THE REQUEST
Copy out the blog post on controlling fire scale below word for word, in full.

SELECTED EXCERPT
Sunday, December 29, 2013

Controlling Fire Scale

Figuring out how to control the inevitable surface oxidation of steel which results from forging can take some time and work.  Finding a source of information about the subject can also take some work.

When I started my search I used the term firescale - one word.  That led mostly into the world of copper and silver work.

When I started with fire scale as two words, I got the same choices.  When I searched for Blacksmith I found the two word explanation under the origin of the term blacksmith in relation to the black iron oxide scale.

Iron oxide isn’t always black.  I encounter shades of red fairly often.  When I tried to learn more about the chemistry I found there are 16 known oxides and oxyhydroxides of iron.   That’s way more than I need to know.  In general, Fe2O3, hematite, is red and is the main mineral source for the iron industry.  Fe3O2, magnetite, is black.   Mill scale is black but oxidizes toward red which is more stable.  The blacksmith’s black magnetic scale is a combination of FeO and Fe2O3 (Fe3O4).  There is a lot more information readily available about oxides of iron and to the makers of pigments it is a big deal, but I’m not so much interested in colors as I am in the oxidized surface texture and it’s visibility.

STORED DATA
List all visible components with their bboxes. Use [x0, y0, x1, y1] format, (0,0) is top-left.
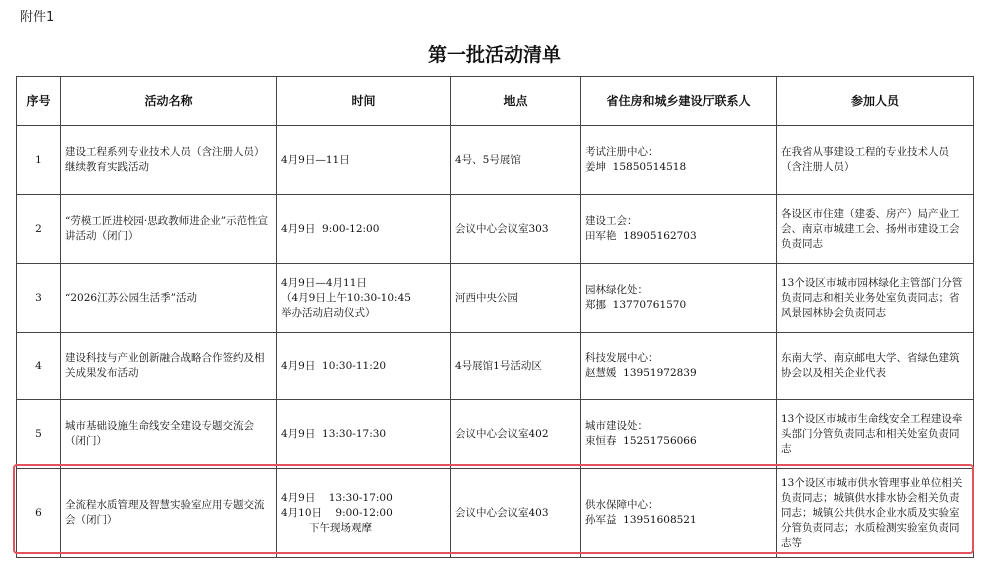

REPLY TO THE TASK
Sunday, December 29, 2013

Controlling Fire Scale

Figuring out how to control the inevitable surface oxidation of steel which results from forging can take some time and work.  Finding a source of information about the subject can also take some work.

When I started my search I used the term firescale - one word.  That led mostly into the world of copper and silver work.

When I started with fire scale as two words, I got the same choices.  When I searched for Blacksmith I found the two word explanation under the origin of the term blacksmith in relation to the black iron oxide scale.

Iron oxide isn’t always black.  I encounter shades of red fairly often.  When I tried to learn more about the chemistry I found there are 16 known oxides and oxyhydroxides of iron.   That’s way more than I need to know.  In general, Fe2O3, hematite, is red and is the main mineral source for the iron industry.  Fe3O2, magnetite, is black.   Mill scale is black but oxidizes toward red which is more stable.  The blacksmith’s black magnetic scale is a combination of FeO and Fe2O3 (Fe3O4).  There is a lot more information readily available about oxides of iron and to the makers of pigments it is a big deal, but I’m not so much interested in colors as I am in the oxidized surface texture and it’s visibility.